╔══

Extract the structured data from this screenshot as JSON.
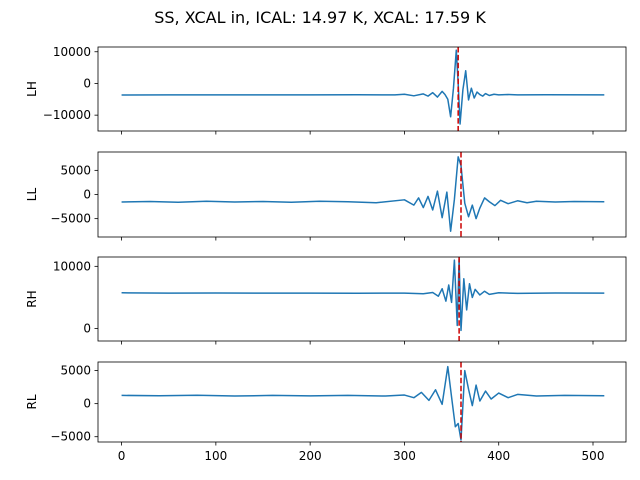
{
  "suptitle": "SS, XCAL in, ICAL: 14.97 K, XCAL: 17.59 K",
  "chart_data": [
    {
      "type": "line",
      "ylabel": "LH",
      "xlim": [
        -25,
        535
      ],
      "ylim": [
        -15000,
        11500
      ],
      "yticks": [
        -10000,
        0,
        10000
      ],
      "ytick_labels": [
        "−10000",
        "0",
        "10000"
      ],
      "baseline": -3600,
      "vline_x": 357,
      "color": "#1f77b4",
      "vline_color": "#cc0000",
      "x": [
        0,
        50,
        100,
        150,
        200,
        250,
        290,
        300,
        310,
        320,
        325,
        330,
        335,
        340,
        343,
        346,
        349,
        352,
        355,
        357,
        359,
        362,
        365,
        368,
        371,
        374,
        377,
        380,
        383,
        386,
        390,
        395,
        400,
        410,
        420,
        450,
        512
      ],
      "y": [
        -3650,
        -3600,
        -3620,
        -3590,
        -3600,
        -3580,
        -3600,
        -3400,
        -3900,
        -3300,
        -4000,
        -2900,
        -4300,
        -2500,
        -3500,
        -5000,
        -10500,
        -1500,
        10500,
        0,
        -12800,
        -2000,
        4000,
        -5200,
        -1500,
        -4600,
        -2700,
        -3500,
        -4000,
        -3200,
        -3800,
        -3400,
        -3600,
        -3500,
        -3600,
        -3580,
        -3620
      ]
    },
    {
      "type": "line",
      "ylabel": "LL",
      "xlim": [
        -25,
        535
      ],
      "ylim": [
        -8800,
        8800
      ],
      "yticks": [
        -5000,
        0,
        5000
      ],
      "ytick_labels": [
        "−5000",
        "0",
        "5000"
      ],
      "baseline": -1500,
      "vline_x": 360,
      "color": "#1f77b4",
      "vline_color": "#cc0000",
      "x": [
        0,
        30,
        60,
        90,
        120,
        150,
        180,
        210,
        240,
        270,
        300,
        310,
        315,
        320,
        325,
        330,
        335,
        340,
        345,
        349,
        353,
        357,
        360,
        364,
        368,
        372,
        376,
        380,
        385,
        390,
        396,
        402,
        410,
        420,
        430,
        440,
        460,
        480,
        512
      ],
      "y": [
        -1550,
        -1450,
        -1600,
        -1400,
        -1550,
        -1450,
        -1600,
        -1400,
        -1500,
        -1700,
        -1100,
        -2200,
        -700,
        -2700,
        -400,
        -3200,
        700,
        -4800,
        500,
        -7600,
        -1000,
        7800,
        6000,
        -1800,
        -4600,
        -2200,
        -5000,
        -2800,
        -700,
        -1500,
        -2300,
        -1200,
        -1900,
        -1300,
        -1700,
        -1400,
        -1550,
        -1450,
        -1500
      ]
    },
    {
      "type": "line",
      "ylabel": "RH",
      "xlim": [
        -25,
        535
      ],
      "ylim": [
        -2000,
        11500
      ],
      "yticks": [
        0,
        10000
      ],
      "ytick_labels": [
        "0",
        "10000"
      ],
      "baseline": 5700,
      "vline_x": 358,
      "color": "#1f77b4",
      "vline_color": "#cc0000",
      "x": [
        0,
        50,
        100,
        150,
        200,
        250,
        300,
        320,
        330,
        336,
        340,
        344,
        347,
        350,
        353,
        356,
        358,
        360,
        363,
        366,
        369,
        372,
        375,
        380,
        385,
        390,
        400,
        420,
        460,
        512
      ],
      "y": [
        5750,
        5700,
        5720,
        5690,
        5700,
        5680,
        5700,
        5600,
        5800,
        5200,
        6400,
        4400,
        7000,
        4200,
        11000,
        500,
        11200,
        -300,
        8000,
        3000,
        7200,
        5000,
        6300,
        5400,
        6000,
        5500,
        5750,
        5650,
        5720,
        5700
      ]
    },
    {
      "type": "line",
      "ylabel": "RL",
      "xlim": [
        -25,
        535
      ],
      "ylim": [
        -5800,
        6300
      ],
      "yticks": [
        -5000,
        0,
        5000
      ],
      "ytick_labels": [
        "−5000",
        "0",
        "5000"
      ],
      "baseline": 1200,
      "vline_x": 360,
      "color": "#1f77b4",
      "vline_color": "#cc0000",
      "x": [
        0,
        40,
        80,
        120,
        160,
        200,
        240,
        280,
        300,
        310,
        318,
        326,
        333,
        340,
        346,
        350,
        354,
        357,
        360,
        364,
        368,
        372,
        376,
        380,
        386,
        392,
        400,
        410,
        420,
        440,
        470,
        512
      ],
      "y": [
        1250,
        1200,
        1280,
        1150,
        1250,
        1180,
        1250,
        1150,
        1300,
        900,
        1700,
        500,
        2100,
        -100,
        5600,
        1000,
        -3500,
        -3000,
        -5500,
        5000,
        2200,
        -300,
        2800,
        400,
        1900,
        700,
        1600,
        900,
        1400,
        1150,
        1250,
        1200
      ]
    }
  ],
  "shared_xticks": [
    0,
    100,
    200,
    300,
    400,
    500
  ],
  "shared_xtick_labels": [
    "0",
    "100",
    "200",
    "300",
    "400",
    "500"
  ]
}
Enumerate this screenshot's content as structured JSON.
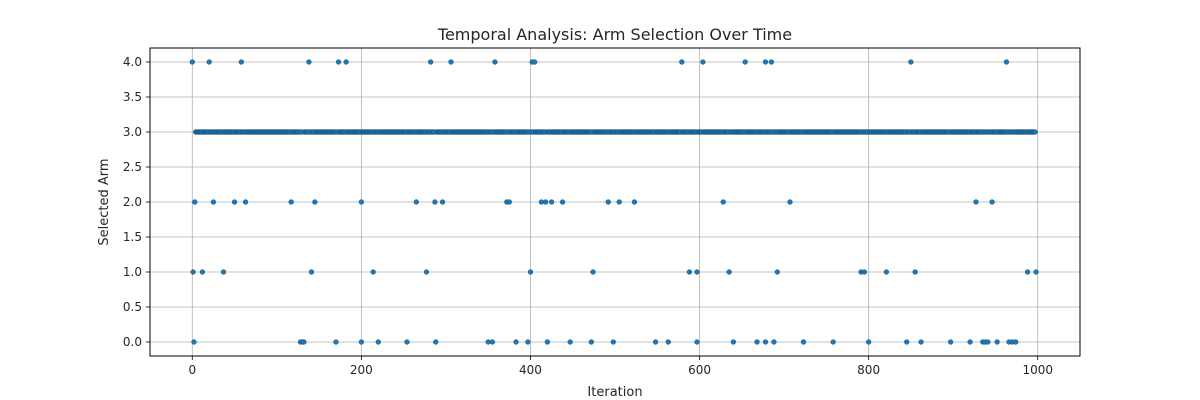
{
  "chart_data": {
    "type": "scatter",
    "title": "Temporal Analysis: Arm Selection Over Time",
    "xlabel": "Iteration",
    "ylabel": "Selected Arm",
    "xlim": [
      -50,
      1050
    ],
    "ylim": [
      -0.2,
      4.2
    ],
    "xticks": [
      0,
      200,
      400,
      600,
      800,
      1000
    ],
    "xtick_labels": [
      "0",
      "200",
      "400",
      "600",
      "800",
      "1000"
    ],
    "yticks": [
      0,
      0.5,
      1,
      1.5,
      2,
      2.5,
      3,
      3.5,
      4
    ],
    "ytick_labels": [
      "0.0",
      "0.5",
      "1.0",
      "1.5",
      "2.0",
      "2.5",
      "3.0",
      "3.5",
      "4.0"
    ],
    "grid": true,
    "marker_color": "#1f77b4",
    "arm3_dense_range": [
      4,
      998
    ],
    "series": [
      {
        "arm": 4,
        "iterations": [
          0,
          20,
          58,
          138,
          173,
          182,
          282,
          306,
          358,
          402,
          405,
          579,
          604,
          654,
          678,
          685,
          850,
          963
        ]
      },
      {
        "arm": 2,
        "iterations": [
          3,
          25,
          50,
          63,
          117,
          145,
          200,
          265,
          287,
          296,
          372,
          375,
          413,
          418,
          425,
          438,
          492,
          505,
          523,
          628,
          707,
          927,
          946
        ]
      },
      {
        "arm": 1,
        "iterations": [
          1,
          12,
          37,
          141,
          214,
          277,
          400,
          474,
          588,
          597,
          635,
          692,
          791,
          795,
          821,
          855,
          988,
          998
        ]
      },
      {
        "arm": 0,
        "iterations": [
          2,
          128,
          131,
          132,
          170,
          200,
          220,
          254,
          288,
          350,
          355,
          383,
          397,
          420,
          447,
          472,
          498,
          548,
          563,
          597,
          640,
          668,
          678,
          688,
          723,
          758,
          800,
          845,
          862,
          897,
          920,
          935,
          938,
          941,
          952,
          966,
          970,
          974
        ]
      },
      {
        "arm": 3,
        "iterations": []
      }
    ]
  }
}
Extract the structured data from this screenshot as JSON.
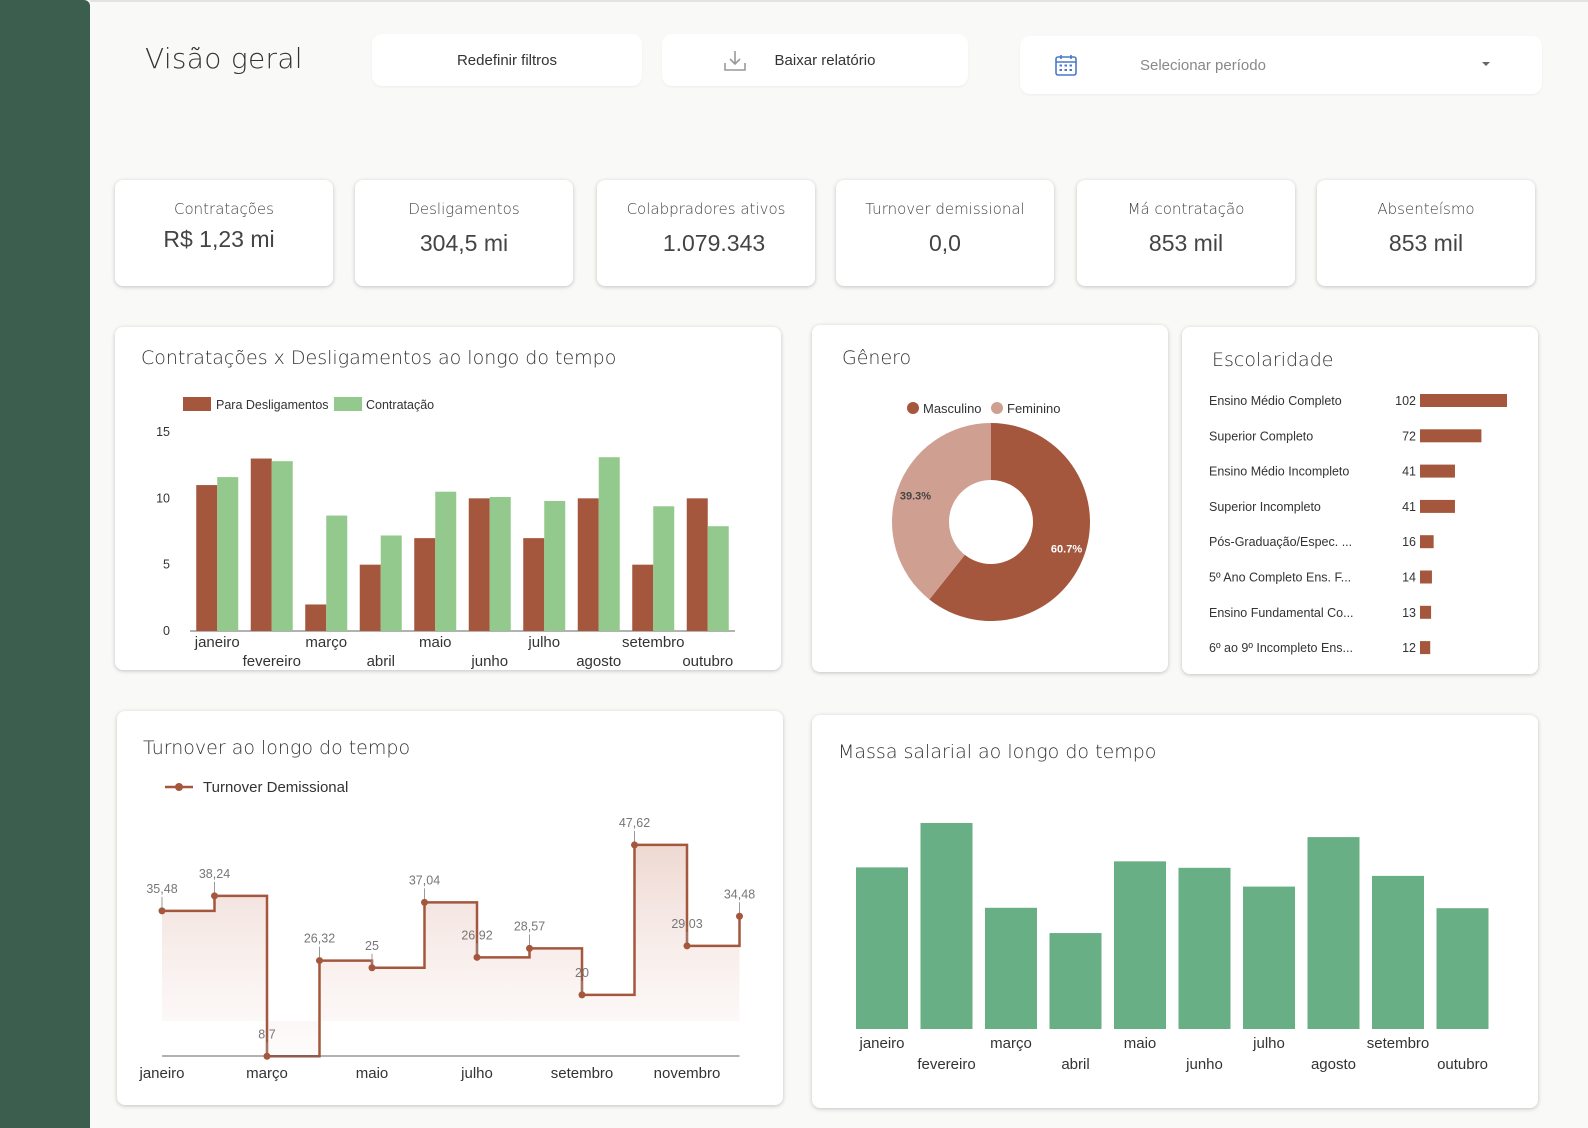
{
  "header": {
    "title": "Visão geral",
    "reset_label": "Redefinir filtros",
    "download_label": "Baixar relatório",
    "period_placeholder": "Selecionar período"
  },
  "kpis": [
    {
      "label": "Contratações",
      "value": "R$ 1,23 mi"
    },
    {
      "label": "Desligamentos",
      "value": "304,5 mi"
    },
    {
      "label": "Colabpradores ativos",
      "value": "1.079.343"
    },
    {
      "label": "Turnover demissional",
      "value": "0,0"
    },
    {
      "label": "Má contratação",
      "value": "853 mil"
    },
    {
      "label": "Absenteísmo",
      "value": "853 mil"
    }
  ],
  "colors": {
    "sidebar": "#3b5e4f",
    "brown": "#a4573c",
    "light_green": "#93c98c",
    "pink": "#cfa092",
    "green": "#68af86"
  },
  "chart_data": [
    {
      "type": "bar",
      "title": "Contratações x Desligamentos ao longo do tempo",
      "categories": [
        "janeiro",
        "fevereiro",
        "março",
        "abril",
        "maio",
        "junho",
        "julho",
        "agosto",
        "setembro",
        "outubro"
      ],
      "series": [
        {
          "name": "Para Desligamentos",
          "values": [
            11,
            13,
            2,
            5,
            7,
            10,
            7,
            10,
            5,
            10
          ]
        },
        {
          "name": "Contratação",
          "values": [
            11.6,
            12.8,
            8.7,
            7.2,
            10.5,
            10.1,
            9.8,
            13.1,
            9.4,
            7.9
          ]
        }
      ],
      "yticks": [
        0,
        5,
        10,
        15
      ],
      "ylim": [
        0,
        15
      ],
      "legend": "top-left"
    },
    {
      "type": "pie",
      "title": "Gênero",
      "labels": [
        "Masculino",
        "Feminino"
      ],
      "values": [
        60.7,
        39.3
      ],
      "value_labels": [
        "60.7%",
        "39.3%"
      ],
      "donut": true,
      "legend": "top"
    },
    {
      "type": "bar",
      "orientation": "horizontal",
      "title": "Escolaridade",
      "categories": [
        "Ensino Médio Completo",
        "Superior Completo",
        "Ensino Médio Incompleto",
        "Superior Incompleto",
        "Pós-Graduação/Espec. ...",
        "5º Ano Completo Ens. F...",
        "Ensino Fundamental Co...",
        "6º ao 9º Incompleto Ens..."
      ],
      "values": [
        102,
        72,
        41,
        41,
        16,
        14,
        13,
        12
      ]
    },
    {
      "type": "line",
      "step": true,
      "title": "Turnover ao longo do tempo",
      "series": [
        {
          "name": "Turnover Demissional",
          "values": [
            35.48,
            38.24,
            8.7,
            26.32,
            25,
            37.04,
            26.92,
            28.57,
            20,
            47.62,
            29.03,
            34.48
          ],
          "labels": [
            "35,48",
            "38,24",
            "8,7",
            "26,32",
            "25",
            "37,04",
            "26,92",
            "28,57",
            "20",
            "47,62",
            "29,03",
            "34,48"
          ]
        }
      ],
      "x_ticks": [
        "janeiro",
        "março",
        "maio",
        "julho",
        "setembro",
        "novembro"
      ],
      "legend": "top-left"
    },
    {
      "type": "bar",
      "title": "Massa salarial ao longo do tempo",
      "categories": [
        "janeiro",
        "fevereiro",
        "março",
        "abril",
        "maio",
        "junho",
        "julho",
        "agosto",
        "setembro",
        "outubro"
      ],
      "values": [
        8.0,
        10.2,
        6.0,
        4.75,
        8.3,
        7.98,
        7.05,
        9.5,
        7.58,
        5.98
      ]
    }
  ]
}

╚══

:: What is expected ::
Pick out every line with the string "ylabel" and copy it.

:: Written reply ::
      "ylabel": "LH",
      "ylabel": "LL",
      "ylabel": "RH",
      "ylabel": "RL",
    "ylabel": "Selected Arm",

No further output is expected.